**Available records**
....

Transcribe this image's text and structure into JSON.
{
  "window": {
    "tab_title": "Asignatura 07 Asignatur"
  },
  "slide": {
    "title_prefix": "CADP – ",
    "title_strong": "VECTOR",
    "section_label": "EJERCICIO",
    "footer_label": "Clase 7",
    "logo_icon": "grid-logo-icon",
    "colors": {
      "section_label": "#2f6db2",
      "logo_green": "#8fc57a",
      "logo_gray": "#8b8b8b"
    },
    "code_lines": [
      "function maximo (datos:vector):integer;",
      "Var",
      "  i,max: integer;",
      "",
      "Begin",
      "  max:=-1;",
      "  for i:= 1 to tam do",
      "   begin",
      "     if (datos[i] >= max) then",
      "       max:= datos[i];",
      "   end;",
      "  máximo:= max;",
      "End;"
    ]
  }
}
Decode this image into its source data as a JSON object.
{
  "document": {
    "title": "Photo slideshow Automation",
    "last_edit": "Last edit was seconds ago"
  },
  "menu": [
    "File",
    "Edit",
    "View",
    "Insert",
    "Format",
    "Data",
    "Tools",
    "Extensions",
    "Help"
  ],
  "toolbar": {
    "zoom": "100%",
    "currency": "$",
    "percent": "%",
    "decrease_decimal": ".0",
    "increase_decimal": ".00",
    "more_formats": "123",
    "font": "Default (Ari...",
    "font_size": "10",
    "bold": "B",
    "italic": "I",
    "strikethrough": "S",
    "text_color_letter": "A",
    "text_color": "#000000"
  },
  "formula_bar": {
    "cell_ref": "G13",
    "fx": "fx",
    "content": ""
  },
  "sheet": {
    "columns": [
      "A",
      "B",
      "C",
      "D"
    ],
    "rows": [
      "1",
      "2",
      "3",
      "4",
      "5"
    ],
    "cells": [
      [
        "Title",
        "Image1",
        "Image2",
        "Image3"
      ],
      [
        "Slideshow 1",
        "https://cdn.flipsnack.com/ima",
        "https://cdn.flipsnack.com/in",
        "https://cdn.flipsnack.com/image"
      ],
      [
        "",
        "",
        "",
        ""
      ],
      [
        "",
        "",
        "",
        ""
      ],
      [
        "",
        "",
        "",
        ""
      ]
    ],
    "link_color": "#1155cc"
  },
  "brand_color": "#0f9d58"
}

....

**Directions**
Which lines in the records above contain the string "JSON"? Copy each one.

**The result**
Transcribe this image's text and structure into JSON.
Decode this image into its source data as a JSON object.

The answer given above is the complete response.